----- PROVIDED INFORMATION

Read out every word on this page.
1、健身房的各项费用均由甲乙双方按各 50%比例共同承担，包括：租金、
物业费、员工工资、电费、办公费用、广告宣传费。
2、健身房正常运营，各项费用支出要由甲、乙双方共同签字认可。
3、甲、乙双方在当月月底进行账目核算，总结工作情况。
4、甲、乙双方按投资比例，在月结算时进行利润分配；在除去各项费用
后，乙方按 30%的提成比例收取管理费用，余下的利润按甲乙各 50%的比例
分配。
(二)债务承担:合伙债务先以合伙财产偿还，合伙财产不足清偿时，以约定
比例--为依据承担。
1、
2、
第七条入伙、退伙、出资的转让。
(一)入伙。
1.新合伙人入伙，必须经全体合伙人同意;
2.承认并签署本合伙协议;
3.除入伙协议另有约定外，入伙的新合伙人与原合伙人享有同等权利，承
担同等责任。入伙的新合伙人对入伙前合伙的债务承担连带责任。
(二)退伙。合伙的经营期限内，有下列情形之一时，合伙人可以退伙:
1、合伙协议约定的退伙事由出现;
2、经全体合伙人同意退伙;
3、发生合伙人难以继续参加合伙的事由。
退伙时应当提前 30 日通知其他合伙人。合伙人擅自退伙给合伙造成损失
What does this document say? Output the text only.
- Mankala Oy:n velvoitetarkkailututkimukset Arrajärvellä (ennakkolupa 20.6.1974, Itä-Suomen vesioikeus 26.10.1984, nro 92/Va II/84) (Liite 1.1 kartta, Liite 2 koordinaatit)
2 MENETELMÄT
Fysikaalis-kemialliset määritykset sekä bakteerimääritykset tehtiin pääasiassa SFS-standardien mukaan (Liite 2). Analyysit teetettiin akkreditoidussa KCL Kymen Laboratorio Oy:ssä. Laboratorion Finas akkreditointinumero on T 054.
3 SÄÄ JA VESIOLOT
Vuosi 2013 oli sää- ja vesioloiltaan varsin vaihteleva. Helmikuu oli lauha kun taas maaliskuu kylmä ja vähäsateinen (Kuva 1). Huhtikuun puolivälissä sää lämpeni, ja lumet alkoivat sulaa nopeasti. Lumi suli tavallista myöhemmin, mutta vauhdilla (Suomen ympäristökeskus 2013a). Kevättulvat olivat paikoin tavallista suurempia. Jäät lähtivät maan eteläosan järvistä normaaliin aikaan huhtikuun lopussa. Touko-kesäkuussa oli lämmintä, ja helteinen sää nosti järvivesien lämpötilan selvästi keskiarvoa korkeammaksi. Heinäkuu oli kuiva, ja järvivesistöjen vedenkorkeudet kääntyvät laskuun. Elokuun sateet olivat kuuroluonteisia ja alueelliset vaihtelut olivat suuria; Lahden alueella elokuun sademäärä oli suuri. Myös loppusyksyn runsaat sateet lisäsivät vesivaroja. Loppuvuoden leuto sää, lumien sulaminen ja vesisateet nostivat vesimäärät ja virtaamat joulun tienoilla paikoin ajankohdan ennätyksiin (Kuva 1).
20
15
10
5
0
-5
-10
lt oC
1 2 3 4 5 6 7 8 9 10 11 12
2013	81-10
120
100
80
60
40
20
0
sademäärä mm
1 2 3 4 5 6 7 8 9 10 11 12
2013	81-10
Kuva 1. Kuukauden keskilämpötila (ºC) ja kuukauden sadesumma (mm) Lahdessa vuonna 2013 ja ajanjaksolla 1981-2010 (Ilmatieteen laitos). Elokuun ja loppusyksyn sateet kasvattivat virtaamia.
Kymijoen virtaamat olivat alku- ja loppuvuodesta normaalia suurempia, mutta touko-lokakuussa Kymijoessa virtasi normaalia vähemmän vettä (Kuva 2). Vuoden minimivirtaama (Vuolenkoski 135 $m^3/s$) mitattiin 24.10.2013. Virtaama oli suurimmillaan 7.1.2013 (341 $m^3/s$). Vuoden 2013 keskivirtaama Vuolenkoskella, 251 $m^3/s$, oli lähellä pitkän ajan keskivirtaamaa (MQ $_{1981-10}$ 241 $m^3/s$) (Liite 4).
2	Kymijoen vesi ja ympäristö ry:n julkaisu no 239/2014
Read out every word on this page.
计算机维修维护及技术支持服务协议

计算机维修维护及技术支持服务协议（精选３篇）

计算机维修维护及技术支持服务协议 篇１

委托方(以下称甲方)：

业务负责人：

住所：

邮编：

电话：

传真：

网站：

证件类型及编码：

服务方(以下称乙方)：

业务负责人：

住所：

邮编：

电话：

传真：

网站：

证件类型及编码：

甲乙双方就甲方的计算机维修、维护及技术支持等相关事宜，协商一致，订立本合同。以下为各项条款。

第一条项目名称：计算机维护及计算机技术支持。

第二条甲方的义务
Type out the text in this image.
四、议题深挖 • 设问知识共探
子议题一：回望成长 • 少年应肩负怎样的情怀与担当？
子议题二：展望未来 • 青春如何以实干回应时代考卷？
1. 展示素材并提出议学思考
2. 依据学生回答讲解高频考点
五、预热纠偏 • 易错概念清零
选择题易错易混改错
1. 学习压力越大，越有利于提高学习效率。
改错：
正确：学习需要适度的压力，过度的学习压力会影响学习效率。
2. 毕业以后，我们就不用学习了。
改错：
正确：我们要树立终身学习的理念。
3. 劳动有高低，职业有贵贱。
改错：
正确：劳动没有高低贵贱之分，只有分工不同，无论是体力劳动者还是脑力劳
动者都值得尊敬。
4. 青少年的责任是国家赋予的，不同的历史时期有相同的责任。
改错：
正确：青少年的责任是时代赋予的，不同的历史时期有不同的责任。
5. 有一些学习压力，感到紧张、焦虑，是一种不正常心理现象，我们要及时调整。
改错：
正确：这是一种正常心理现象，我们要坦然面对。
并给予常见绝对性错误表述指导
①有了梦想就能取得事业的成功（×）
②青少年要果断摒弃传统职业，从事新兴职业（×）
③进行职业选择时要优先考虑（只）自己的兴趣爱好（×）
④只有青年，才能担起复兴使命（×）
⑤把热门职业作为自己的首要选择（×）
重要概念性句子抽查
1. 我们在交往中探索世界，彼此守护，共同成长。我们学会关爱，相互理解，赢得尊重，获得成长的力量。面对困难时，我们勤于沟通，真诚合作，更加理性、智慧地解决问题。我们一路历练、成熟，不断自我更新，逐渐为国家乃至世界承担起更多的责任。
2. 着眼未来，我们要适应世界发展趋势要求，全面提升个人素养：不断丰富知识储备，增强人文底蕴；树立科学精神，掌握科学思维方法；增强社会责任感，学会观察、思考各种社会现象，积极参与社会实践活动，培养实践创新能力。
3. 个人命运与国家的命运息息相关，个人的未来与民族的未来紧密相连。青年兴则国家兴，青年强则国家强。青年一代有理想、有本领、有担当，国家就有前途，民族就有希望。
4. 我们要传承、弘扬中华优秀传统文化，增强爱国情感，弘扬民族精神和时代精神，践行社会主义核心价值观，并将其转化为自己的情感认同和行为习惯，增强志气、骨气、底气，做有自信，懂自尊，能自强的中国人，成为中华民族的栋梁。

----------

WORK REQUIRED
Search the entries for the word "计算机维修维护及技术支持服务协议" and gather every line where it appears.

COMPLETE OUTPUT
计算机维修维护及技术支持服务协议
计算机维修维护及技术支持服务协议（精选３篇）
计算机维修维护及技术支持服务协议 篇１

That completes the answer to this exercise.